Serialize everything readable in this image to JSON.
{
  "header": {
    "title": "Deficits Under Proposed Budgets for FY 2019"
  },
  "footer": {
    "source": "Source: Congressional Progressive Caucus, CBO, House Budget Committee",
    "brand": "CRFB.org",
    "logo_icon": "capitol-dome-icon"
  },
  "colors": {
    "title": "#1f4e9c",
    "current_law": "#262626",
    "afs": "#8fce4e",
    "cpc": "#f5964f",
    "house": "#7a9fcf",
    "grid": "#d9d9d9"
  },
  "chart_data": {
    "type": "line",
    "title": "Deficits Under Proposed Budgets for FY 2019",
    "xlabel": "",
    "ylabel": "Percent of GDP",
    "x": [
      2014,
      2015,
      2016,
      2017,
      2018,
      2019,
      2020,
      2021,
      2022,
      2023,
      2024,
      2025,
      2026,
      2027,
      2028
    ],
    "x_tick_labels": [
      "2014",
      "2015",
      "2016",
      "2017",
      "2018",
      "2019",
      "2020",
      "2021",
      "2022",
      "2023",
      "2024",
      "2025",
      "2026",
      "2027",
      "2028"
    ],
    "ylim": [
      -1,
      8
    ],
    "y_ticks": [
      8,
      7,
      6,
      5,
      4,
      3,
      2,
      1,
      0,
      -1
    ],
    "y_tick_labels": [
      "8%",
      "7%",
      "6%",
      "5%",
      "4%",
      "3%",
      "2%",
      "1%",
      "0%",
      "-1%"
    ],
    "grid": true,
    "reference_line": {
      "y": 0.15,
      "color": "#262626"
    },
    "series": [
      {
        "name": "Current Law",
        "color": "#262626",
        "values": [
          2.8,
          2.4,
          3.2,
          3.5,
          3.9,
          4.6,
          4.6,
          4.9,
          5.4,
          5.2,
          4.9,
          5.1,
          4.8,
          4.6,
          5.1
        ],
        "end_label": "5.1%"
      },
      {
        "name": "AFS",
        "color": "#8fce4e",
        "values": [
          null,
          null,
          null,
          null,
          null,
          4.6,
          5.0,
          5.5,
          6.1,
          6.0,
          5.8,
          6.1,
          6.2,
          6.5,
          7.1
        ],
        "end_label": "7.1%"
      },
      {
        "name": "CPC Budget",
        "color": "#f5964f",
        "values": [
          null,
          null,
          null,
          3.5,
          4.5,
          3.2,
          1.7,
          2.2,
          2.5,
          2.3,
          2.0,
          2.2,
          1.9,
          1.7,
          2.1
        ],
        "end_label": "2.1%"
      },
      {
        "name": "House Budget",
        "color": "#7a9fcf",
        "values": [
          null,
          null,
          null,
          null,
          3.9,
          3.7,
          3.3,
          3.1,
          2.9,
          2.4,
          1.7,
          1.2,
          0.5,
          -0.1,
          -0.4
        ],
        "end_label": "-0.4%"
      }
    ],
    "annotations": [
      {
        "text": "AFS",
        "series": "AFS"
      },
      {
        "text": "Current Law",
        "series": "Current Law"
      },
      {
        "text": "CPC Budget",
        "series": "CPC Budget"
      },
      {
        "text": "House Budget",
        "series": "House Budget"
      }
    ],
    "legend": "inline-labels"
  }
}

#####

_PROBLEM REQUIREMENTS:_
Of the lines in the data, how many hold the string "name"? State the number, nothing else.

_ANSWER TO THE PROBLEM:_
4